## Data tied to figure images
^^^^

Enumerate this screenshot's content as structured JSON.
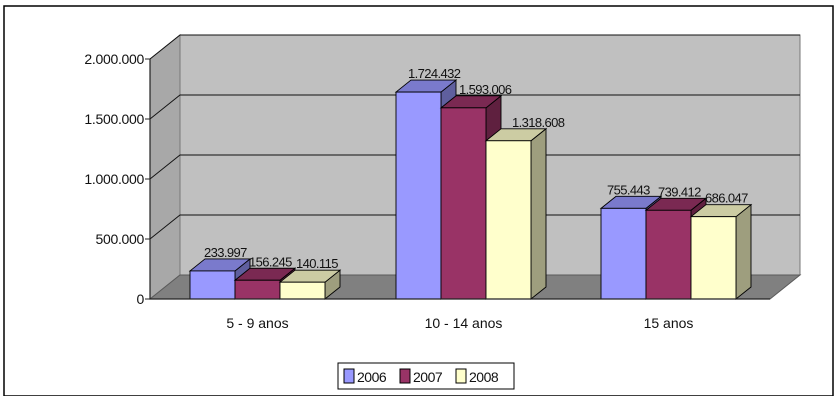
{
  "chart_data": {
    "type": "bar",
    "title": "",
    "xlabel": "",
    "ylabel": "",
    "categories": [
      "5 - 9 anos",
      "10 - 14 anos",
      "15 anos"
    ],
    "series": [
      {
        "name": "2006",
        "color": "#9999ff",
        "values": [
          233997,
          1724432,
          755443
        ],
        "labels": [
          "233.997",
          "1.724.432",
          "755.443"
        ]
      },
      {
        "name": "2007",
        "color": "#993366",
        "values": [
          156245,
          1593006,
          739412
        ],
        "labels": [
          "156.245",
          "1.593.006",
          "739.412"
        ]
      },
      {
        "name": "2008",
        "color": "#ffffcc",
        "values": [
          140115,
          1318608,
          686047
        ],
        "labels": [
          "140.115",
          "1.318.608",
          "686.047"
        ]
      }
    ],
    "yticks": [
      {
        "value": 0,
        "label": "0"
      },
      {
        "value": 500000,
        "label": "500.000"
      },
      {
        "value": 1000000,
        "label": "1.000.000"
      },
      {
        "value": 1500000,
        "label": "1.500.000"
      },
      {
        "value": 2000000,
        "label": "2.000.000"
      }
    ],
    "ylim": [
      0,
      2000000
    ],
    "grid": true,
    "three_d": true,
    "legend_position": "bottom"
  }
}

^^^^

All of the entries above should be duplicated exactly, except for the pictures.

Enumerate this screenshot's content as structured JSON.
{
  "chart_data": {
    "type": "bar",
    "title": "",
    "xlabel": "",
    "ylabel": "",
    "categories": [
      "5 - 9 anos",
      "10 - 14 anos",
      "15 anos"
    ],
    "series": [
      {
        "name": "2006",
        "color": "#9999ff",
        "values": [
          233997,
          1724432,
          755443
        ],
        "labels": [
          "233.997",
          "1.724.432",
          "755.443"
        ]
      },
      {
        "name": "2007",
        "color": "#993366",
        "values": [
          156245,
          1593006,
          739412
        ],
        "labels": [
          "156.245",
          "1.593.006",
          "739.412"
        ]
      },
      {
        "name": "2008",
        "color": "#ffffcc",
        "values": [
          140115,
          1318608,
          686047
        ],
        "labels": [
          "140.115",
          "1.318.608",
          "686.047"
        ]
      }
    ],
    "yticks": [
      {
        "value": 0,
        "label": "0"
      },
      {
        "value": 500000,
        "label": "500.000"
      },
      {
        "value": 1000000,
        "label": "1.000.000"
      },
      {
        "value": 1500000,
        "label": "1.500.000"
      },
      {
        "value": 2000000,
        "label": "2.000.000"
      }
    ],
    "ylim": [
      0,
      2000000
    ],
    "grid": true,
    "three_d": true,
    "legend_position": "bottom"
  }
}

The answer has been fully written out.